- Reading passage -
★ ★ ★ ★ ★ ★ ★

FIG. 8 shows an embodiment of a linear actuator system for a patient support with two tiltable sections,

FIG. 9 shows an embodiment of a linear actuator system for a patient lifter,

FIG. 10 shows an embodiment of a linear actuator system for a height adjustable monitor,

FIG. 11 shows a basic flow chart of the logic functions within the controller,

FIG. 12a shows an electric linear actuator, and

FIG. 12b shows a cross-section of an electric linear actuator.

FIG. 1 shows an exploded view of a coupling 20 between a worm wheel 4 and a spindle 1 of a linear actuator 31 (see FIGS. 12a and 12b). The worm wheel 4 is a part of a worm transmission 46 driven by an electrical motor 48 of the linear actuator 31.

The coupling 20 comprises a driving part 21 in engagement with the worm wheel 4 and a driven part 22, which via a spline connection is in engagement with the spindle 1. A coil spring 23 is at its one end supported by a spring holder 24. The other end of the coil spring 23 is pressing the driven part 22 against the driving part 21.

The spline connection allows for a limited axial movement of the driven part 22 relative to the driving part 21, thus allowing the coupling 20 to be in either the state of engaged or slipping or disengaged.

★ ★ ★ ★ ★ ★ ★

- Dataset records -
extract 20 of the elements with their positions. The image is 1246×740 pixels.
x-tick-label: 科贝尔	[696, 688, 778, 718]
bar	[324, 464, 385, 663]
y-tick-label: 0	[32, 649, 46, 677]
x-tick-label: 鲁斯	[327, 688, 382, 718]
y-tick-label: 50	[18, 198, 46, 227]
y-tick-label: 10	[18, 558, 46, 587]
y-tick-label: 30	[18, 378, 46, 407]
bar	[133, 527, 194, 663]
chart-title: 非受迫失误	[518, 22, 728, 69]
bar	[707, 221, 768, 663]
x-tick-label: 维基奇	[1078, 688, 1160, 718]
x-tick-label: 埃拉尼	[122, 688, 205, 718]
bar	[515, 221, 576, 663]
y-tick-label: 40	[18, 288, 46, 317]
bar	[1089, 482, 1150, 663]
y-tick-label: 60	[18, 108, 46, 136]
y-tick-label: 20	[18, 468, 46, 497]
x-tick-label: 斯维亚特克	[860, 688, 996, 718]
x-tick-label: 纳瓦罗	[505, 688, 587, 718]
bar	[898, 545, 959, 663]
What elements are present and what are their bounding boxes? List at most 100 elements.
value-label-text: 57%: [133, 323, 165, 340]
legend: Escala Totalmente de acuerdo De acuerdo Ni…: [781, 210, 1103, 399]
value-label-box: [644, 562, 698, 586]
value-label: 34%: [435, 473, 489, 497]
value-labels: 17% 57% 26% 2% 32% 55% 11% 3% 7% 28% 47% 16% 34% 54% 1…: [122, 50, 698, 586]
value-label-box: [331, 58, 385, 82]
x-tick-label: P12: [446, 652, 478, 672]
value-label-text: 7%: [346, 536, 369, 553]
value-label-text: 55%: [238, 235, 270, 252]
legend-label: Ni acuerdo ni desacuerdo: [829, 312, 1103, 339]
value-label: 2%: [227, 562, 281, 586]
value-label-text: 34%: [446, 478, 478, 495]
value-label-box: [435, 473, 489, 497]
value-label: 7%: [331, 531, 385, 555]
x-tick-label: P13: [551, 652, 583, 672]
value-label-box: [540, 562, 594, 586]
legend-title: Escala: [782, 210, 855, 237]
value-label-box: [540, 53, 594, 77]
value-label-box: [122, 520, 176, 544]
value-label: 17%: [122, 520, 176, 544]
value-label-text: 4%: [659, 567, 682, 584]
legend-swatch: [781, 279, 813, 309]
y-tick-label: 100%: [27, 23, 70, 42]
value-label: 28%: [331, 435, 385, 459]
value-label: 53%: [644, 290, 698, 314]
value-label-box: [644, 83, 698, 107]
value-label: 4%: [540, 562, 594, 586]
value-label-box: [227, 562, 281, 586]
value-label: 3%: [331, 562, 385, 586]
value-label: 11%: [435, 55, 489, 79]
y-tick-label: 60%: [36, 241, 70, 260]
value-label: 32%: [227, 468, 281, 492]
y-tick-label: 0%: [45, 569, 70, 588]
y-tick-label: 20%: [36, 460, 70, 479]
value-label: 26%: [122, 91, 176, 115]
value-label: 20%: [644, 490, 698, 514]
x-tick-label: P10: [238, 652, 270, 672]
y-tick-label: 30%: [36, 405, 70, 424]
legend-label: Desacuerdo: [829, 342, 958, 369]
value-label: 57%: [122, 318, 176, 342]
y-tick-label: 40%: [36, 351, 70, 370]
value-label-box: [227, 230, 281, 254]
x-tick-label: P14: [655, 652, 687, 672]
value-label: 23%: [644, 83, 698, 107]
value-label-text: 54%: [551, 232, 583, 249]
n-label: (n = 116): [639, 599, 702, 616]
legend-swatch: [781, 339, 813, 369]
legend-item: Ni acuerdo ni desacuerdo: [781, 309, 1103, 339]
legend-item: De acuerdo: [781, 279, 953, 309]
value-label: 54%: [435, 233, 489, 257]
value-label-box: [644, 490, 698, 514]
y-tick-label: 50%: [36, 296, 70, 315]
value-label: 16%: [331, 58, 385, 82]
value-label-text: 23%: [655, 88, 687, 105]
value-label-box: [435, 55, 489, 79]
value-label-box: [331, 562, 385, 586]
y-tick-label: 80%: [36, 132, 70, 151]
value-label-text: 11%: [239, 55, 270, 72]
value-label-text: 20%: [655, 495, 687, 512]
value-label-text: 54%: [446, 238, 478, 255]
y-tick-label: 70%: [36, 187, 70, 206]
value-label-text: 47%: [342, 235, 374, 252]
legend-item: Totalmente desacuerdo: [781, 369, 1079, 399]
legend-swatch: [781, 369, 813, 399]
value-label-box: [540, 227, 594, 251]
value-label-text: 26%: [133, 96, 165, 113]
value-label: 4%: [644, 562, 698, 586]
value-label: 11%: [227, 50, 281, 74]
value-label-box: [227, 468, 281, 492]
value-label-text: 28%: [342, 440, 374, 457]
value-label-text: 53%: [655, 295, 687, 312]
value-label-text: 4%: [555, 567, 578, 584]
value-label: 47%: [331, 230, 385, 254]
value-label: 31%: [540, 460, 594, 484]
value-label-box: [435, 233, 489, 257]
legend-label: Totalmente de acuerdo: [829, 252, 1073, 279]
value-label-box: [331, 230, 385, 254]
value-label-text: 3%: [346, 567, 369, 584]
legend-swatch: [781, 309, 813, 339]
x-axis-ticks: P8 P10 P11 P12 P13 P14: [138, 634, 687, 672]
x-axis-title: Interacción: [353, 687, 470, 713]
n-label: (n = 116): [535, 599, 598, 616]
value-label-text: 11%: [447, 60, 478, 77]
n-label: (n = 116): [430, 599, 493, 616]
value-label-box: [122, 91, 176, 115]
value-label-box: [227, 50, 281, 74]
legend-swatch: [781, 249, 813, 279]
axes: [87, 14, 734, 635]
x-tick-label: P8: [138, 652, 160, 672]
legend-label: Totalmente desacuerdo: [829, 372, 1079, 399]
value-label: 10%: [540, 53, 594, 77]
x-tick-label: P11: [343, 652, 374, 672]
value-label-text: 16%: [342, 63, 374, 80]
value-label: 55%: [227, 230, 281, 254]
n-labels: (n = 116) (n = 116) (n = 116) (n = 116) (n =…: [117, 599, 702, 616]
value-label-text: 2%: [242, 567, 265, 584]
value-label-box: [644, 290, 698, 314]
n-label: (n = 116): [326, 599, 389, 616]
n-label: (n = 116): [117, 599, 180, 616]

★ ★ ★ ★ ★ ★ ★

- Exercises to complete -
(a) Decide whether each statement agrees with the actuator passage, answering yes or no and quoting the words that decide it: (i) the worm wheel belongs to a transmission driven by an electrical motor; (ii) the driven part engages the spindle through a threaded connection; (iii) the coil spring presses the driving part against the driven part.
(b) According to the actuator passage, what supports one end of the coil spring?
The entries have no connection to the actuator passage.

- Answers to this exercise -
(a)
(i) Yes: "The worm wheel 4 is a part of a worm transmission 46 driven by an electrical motor 48 of the linear actuator 31."
(ii) No: "which via a spline connection is in engagement with the spindle 1"
(iii) No: "The other end of the coil spring 23 is pressing the driven part 22 against the driving part 21."

(b) A spring holder (24).